Below are some records. Say how many of their lines include the string "Ketua", giving only the number.

Supplied entries:
──────────
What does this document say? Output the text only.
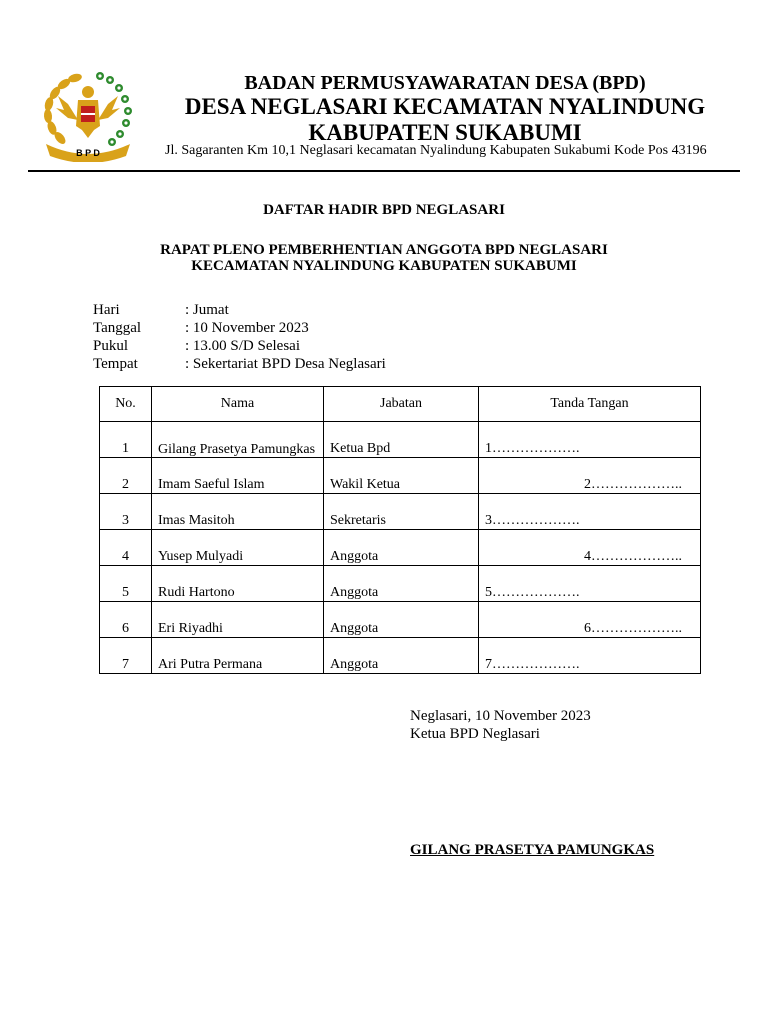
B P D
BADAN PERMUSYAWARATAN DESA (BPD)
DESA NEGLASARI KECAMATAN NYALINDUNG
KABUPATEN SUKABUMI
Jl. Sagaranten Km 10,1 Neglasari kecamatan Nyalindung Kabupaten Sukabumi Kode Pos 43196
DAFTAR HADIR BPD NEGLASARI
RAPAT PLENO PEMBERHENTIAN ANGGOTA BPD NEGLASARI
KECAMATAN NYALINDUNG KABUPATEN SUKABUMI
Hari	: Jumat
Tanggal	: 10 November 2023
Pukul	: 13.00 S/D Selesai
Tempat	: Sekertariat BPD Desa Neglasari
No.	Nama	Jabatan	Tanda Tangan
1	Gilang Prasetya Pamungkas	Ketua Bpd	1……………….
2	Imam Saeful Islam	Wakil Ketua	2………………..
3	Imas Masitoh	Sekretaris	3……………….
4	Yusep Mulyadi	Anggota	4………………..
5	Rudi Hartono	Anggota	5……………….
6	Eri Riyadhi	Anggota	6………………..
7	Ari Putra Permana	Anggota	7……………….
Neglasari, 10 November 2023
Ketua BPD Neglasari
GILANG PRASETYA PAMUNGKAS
──────────
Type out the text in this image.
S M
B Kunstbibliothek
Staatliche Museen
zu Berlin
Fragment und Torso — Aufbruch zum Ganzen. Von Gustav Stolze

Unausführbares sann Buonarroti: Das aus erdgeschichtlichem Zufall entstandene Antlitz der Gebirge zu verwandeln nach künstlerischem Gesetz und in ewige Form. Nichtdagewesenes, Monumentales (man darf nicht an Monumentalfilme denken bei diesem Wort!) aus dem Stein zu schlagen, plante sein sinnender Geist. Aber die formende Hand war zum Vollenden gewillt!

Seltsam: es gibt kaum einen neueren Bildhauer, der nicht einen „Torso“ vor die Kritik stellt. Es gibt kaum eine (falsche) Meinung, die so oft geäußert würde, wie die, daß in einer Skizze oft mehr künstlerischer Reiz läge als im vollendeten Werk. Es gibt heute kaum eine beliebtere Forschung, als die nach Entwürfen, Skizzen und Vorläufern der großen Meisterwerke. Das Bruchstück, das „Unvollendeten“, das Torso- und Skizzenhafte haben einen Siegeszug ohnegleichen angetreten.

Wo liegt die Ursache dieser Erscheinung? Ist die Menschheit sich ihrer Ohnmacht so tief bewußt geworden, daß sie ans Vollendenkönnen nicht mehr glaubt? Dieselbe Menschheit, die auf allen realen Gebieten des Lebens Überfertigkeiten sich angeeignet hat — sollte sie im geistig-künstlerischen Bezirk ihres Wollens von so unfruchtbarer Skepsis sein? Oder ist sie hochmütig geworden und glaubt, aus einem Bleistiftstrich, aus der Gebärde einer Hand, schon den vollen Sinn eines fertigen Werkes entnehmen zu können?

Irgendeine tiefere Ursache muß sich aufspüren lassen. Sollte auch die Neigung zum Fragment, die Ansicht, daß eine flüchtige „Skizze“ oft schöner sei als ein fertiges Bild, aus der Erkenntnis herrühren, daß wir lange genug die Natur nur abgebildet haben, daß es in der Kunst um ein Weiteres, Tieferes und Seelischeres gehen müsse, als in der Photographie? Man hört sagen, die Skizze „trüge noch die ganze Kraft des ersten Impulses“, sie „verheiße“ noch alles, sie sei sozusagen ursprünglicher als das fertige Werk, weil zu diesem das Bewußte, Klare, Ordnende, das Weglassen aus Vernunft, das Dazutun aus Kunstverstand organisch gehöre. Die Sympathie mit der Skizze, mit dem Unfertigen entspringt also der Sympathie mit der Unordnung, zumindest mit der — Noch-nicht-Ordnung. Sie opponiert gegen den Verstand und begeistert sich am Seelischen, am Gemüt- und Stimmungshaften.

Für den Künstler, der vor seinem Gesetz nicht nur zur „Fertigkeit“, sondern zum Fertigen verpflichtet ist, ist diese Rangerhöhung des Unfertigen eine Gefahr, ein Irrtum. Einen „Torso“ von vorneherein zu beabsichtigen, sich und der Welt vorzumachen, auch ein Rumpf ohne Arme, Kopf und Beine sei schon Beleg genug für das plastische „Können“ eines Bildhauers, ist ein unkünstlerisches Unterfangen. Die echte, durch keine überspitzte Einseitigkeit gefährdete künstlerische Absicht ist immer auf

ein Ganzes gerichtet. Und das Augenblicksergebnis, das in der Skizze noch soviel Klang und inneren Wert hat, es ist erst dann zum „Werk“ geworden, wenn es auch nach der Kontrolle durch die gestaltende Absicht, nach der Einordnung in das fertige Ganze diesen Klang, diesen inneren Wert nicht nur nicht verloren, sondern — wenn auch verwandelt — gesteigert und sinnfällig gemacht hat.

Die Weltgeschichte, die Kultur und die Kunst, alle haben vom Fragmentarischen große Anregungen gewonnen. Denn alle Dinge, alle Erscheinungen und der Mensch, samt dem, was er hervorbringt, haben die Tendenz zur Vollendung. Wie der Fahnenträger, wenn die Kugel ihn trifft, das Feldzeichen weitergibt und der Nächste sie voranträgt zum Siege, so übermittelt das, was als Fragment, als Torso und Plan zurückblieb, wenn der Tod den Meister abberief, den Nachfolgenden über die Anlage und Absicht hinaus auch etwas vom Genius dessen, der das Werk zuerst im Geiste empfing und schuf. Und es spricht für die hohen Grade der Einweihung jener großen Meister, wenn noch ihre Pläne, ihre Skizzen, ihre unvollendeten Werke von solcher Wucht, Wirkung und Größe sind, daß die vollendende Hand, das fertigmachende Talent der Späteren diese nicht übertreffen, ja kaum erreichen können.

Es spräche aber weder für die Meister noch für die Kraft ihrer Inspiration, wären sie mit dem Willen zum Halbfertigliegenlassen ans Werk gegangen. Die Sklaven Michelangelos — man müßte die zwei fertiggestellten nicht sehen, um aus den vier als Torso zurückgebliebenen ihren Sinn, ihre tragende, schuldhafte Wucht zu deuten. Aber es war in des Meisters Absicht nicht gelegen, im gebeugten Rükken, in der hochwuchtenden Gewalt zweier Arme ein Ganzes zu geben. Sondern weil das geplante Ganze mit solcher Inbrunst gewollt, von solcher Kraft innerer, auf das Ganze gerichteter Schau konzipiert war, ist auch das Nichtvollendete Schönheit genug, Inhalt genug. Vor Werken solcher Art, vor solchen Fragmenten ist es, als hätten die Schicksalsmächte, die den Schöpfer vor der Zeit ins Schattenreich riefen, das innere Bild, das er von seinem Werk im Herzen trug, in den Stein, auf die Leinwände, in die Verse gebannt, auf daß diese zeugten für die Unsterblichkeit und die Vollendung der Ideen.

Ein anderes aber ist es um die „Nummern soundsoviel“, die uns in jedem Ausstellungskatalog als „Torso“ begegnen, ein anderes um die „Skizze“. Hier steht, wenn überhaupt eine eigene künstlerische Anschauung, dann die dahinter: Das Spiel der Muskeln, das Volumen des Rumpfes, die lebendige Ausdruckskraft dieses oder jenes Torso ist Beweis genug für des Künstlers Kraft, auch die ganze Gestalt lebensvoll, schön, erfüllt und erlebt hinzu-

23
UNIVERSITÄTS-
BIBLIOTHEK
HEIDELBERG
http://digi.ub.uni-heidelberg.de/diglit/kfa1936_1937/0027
──────────
Response to this task: 3